=== Brief ===
Look through the data for the string "Koersverschillen". Copy every line where it is found.

++++++++++

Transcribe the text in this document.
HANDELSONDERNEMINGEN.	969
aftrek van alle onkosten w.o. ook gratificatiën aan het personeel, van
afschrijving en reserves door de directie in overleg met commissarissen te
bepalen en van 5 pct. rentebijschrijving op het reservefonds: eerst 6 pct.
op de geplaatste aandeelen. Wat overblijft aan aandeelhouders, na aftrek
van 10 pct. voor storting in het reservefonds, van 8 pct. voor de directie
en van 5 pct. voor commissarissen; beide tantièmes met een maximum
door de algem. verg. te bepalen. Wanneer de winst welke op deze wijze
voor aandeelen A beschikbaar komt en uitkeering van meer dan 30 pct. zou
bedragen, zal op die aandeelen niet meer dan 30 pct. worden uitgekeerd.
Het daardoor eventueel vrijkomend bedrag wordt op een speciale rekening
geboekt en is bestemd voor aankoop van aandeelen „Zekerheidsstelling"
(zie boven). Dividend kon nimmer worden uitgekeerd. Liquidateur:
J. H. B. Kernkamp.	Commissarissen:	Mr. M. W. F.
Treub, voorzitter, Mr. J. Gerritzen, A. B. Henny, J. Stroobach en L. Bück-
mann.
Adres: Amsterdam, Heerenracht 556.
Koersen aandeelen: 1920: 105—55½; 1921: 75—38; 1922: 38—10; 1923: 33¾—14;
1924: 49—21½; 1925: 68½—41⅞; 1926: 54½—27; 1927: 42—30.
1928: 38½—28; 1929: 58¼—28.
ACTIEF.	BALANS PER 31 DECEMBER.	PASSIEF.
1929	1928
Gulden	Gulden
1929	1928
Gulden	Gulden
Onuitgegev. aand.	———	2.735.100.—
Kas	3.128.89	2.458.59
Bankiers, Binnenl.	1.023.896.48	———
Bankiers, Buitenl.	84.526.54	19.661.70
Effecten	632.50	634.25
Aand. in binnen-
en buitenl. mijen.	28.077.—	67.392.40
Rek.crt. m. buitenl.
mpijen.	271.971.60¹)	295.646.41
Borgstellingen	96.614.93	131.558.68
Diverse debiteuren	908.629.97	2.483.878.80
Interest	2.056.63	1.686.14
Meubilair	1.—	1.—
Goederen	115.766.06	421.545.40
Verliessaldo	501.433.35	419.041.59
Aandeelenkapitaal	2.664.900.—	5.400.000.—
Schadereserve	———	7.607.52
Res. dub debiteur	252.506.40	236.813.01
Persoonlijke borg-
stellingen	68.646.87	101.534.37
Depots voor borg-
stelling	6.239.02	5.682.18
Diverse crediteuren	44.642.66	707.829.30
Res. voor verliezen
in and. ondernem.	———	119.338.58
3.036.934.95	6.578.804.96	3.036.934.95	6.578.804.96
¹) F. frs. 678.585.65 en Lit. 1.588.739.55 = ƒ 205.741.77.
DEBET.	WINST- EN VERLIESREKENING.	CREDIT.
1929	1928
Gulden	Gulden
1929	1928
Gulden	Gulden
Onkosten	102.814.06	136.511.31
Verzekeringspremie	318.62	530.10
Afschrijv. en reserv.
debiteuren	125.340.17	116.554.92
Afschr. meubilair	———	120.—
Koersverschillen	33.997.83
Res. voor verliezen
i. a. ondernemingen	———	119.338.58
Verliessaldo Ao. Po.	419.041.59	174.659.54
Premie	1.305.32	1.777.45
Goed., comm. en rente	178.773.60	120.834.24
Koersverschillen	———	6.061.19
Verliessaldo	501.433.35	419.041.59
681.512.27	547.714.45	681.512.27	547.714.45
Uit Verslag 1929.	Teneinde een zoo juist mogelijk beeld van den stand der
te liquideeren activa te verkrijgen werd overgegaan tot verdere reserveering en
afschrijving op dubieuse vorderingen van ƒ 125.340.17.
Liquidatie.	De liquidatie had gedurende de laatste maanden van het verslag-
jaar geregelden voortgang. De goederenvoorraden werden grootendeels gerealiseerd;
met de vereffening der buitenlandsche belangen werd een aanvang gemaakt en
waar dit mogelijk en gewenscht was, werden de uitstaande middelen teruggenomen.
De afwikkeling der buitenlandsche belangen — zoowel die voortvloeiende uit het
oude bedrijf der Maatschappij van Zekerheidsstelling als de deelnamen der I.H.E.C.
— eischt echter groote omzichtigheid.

++++++++++

=== Reply to the task ===
Koersverschillen	33.997.83
Koersverschillen	———	6.061.19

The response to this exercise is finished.